> **Task goal**
Print the line that contains "Decode this image" and every line after it through the last line of the records below, exactly as written and nothing else.

-- Recorded data start --

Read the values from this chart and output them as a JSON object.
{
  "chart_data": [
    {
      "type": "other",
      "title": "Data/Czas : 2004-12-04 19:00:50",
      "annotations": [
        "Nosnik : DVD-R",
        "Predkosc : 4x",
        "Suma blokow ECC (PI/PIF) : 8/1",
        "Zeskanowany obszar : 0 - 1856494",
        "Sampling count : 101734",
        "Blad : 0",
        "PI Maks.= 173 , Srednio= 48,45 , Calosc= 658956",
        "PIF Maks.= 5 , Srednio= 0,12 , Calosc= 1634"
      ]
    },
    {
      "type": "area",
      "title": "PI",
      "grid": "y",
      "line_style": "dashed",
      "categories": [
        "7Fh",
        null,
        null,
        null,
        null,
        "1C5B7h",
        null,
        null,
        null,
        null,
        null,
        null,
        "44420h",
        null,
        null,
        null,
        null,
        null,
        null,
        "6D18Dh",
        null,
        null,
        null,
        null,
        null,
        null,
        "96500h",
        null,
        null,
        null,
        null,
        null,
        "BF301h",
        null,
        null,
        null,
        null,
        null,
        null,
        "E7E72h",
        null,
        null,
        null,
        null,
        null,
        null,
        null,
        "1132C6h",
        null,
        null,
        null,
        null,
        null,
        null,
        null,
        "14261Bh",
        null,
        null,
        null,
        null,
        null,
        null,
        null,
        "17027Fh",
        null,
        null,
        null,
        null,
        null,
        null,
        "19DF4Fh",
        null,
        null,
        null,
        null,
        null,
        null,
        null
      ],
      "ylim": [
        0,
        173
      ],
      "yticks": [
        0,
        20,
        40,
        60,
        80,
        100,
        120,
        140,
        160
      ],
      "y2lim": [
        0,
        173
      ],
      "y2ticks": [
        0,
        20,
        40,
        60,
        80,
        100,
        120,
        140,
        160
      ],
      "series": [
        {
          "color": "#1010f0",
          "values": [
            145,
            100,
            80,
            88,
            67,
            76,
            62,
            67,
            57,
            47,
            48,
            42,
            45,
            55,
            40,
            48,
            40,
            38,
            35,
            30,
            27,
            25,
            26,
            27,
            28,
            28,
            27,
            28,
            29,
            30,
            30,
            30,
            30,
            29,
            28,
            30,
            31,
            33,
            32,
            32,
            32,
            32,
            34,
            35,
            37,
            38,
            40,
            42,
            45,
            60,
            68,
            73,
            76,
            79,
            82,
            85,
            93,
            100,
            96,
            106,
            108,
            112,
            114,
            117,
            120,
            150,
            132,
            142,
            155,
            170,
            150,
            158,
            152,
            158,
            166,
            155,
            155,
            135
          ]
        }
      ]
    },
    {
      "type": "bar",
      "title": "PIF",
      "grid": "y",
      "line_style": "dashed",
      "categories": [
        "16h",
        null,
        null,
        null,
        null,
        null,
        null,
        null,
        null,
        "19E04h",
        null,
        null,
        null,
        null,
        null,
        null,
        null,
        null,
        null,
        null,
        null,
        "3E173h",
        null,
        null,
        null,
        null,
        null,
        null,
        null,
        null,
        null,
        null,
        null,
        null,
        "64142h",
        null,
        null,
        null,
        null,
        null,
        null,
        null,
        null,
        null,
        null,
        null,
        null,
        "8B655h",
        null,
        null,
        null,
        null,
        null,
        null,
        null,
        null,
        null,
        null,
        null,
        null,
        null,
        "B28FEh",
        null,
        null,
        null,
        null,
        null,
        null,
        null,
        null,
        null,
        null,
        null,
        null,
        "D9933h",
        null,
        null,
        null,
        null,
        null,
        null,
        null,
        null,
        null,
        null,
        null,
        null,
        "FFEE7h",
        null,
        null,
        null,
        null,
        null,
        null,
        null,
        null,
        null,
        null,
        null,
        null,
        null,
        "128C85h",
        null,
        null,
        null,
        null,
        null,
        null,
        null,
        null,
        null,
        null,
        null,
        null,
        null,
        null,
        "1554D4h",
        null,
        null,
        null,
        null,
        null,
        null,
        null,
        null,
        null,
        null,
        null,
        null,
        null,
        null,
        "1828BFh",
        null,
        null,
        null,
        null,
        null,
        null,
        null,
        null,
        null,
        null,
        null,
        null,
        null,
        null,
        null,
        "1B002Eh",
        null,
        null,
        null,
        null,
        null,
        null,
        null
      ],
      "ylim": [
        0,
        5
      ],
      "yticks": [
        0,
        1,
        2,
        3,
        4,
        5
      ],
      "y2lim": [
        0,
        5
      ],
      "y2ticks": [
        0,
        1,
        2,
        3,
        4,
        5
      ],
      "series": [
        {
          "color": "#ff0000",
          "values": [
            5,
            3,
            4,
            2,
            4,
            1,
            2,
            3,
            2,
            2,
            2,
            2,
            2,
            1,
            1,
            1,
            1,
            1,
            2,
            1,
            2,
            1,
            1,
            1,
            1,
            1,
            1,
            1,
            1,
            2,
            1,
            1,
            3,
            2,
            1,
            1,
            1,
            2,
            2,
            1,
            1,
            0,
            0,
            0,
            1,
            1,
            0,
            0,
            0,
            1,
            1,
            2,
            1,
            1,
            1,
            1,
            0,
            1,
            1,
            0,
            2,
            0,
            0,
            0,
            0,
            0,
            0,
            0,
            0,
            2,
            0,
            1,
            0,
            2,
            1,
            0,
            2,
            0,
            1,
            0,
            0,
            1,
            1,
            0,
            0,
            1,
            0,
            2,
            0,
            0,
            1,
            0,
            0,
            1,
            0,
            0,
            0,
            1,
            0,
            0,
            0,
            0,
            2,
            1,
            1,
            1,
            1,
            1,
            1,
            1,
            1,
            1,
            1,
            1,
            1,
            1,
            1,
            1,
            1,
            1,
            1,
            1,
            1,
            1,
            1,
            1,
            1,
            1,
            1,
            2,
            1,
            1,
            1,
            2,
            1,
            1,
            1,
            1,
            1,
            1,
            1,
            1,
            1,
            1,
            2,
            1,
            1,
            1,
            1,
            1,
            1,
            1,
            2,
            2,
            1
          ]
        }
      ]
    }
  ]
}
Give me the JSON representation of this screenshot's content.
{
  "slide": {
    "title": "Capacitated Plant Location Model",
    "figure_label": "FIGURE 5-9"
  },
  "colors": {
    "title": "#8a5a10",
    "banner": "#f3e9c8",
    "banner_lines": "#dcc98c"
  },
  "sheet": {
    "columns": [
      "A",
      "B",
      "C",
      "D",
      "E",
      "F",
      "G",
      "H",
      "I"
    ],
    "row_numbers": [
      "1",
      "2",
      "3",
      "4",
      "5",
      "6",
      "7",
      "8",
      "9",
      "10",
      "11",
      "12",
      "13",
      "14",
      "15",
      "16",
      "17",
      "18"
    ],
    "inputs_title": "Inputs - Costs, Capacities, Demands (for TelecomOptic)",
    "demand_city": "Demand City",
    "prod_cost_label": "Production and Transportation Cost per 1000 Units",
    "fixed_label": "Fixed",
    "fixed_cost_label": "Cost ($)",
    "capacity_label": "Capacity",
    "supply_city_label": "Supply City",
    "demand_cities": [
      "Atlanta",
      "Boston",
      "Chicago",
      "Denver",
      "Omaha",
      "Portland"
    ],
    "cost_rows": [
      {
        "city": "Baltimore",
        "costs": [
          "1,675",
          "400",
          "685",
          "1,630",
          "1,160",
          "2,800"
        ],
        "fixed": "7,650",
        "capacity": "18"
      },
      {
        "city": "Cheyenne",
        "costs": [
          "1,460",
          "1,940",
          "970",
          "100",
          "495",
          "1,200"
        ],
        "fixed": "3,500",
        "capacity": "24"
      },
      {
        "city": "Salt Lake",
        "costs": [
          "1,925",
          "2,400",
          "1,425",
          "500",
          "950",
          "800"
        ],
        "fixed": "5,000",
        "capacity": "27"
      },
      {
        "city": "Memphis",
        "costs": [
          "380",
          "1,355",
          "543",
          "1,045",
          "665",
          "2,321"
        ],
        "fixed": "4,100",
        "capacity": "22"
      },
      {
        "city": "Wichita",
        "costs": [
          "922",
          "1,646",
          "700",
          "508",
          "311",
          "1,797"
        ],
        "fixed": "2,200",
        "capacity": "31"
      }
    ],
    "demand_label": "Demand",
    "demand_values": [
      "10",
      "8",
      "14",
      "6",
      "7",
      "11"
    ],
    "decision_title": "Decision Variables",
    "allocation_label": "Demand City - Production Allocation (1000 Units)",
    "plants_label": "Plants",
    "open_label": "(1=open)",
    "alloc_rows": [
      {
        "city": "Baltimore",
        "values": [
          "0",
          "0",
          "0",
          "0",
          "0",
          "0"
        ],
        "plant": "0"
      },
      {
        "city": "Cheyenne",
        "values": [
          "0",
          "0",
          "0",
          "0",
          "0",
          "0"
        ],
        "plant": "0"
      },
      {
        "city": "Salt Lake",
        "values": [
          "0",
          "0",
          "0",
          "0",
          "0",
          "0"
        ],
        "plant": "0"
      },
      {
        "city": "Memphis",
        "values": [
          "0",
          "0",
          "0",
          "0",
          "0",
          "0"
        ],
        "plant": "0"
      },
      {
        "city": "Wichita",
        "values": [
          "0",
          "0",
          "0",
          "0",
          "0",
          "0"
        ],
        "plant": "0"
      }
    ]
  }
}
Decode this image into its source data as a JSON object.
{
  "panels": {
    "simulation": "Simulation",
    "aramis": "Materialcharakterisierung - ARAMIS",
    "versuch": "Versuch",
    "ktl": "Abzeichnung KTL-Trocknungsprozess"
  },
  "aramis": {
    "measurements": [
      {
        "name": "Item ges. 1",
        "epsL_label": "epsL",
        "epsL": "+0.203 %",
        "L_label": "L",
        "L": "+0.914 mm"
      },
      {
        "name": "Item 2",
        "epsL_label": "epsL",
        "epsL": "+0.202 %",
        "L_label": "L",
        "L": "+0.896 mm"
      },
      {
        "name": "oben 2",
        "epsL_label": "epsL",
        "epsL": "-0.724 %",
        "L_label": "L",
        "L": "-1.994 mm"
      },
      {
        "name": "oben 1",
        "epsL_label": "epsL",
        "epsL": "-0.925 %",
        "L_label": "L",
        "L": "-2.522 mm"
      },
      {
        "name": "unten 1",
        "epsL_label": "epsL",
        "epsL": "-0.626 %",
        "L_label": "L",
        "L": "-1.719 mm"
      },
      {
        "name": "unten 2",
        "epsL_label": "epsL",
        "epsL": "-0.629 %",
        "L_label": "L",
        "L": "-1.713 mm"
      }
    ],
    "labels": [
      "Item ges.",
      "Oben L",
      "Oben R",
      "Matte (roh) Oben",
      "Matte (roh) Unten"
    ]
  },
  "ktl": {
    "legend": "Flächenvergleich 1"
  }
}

-- Recorded data end --

> **Full solution**
Decode this image into its source data as a JSON object.
{
  "panels": {
    "simulation": "Simulation",
    "aramis": "Materialcharakterisierung - ARAMIS",
    "versuch": "Versuch",
    "ktl": "Abzeichnung KTL-Trocknungsprozess"
  },
  "aramis": {
    "measurements": [
      {
        "name": "Item ges. 1",
        "epsL_label": "epsL",
        "epsL": "+0.203 %",
        "L_label": "L",
        "L": "+0.914 mm"
      },
      {
        "name": "Item 2",
        "epsL_label": "epsL",
        "epsL": "+0.202 %",
        "L_label": "L",
        "L": "+0.896 mm"
      },
      {
        "name": "oben 2",
        "epsL_label": "epsL",
        "epsL": "-0.724 %",
        "L_label": "L",
        "L": "-1.994 mm"
      },
      {
        "name": "oben 1",
        "epsL_label": "epsL",
        "epsL": "-0.925 %",
        "L_label": "L",
        "L": "-2.522 mm"
      },
      {
        "name": "unten 1",
        "epsL_label": "epsL",
        "epsL": "-0.626 %",
        "L_label": "L",
        "L": "-1.719 mm"
      },
      {
        "name": "unten 2",
        "epsL_label": "epsL",
        "epsL": "-0.629 %",
        "L_label": "L",
        "L": "-1.713 mm"
      }
    ],
    "labels": [
      "Item ges.",
      "Oben L",
      "Oben R",
      "Matte (roh) Oben",
      "Matte (roh) Unten"
    ]
  },
  "ktl": {
    "legend": "Flächenvergleich 1"
  }
}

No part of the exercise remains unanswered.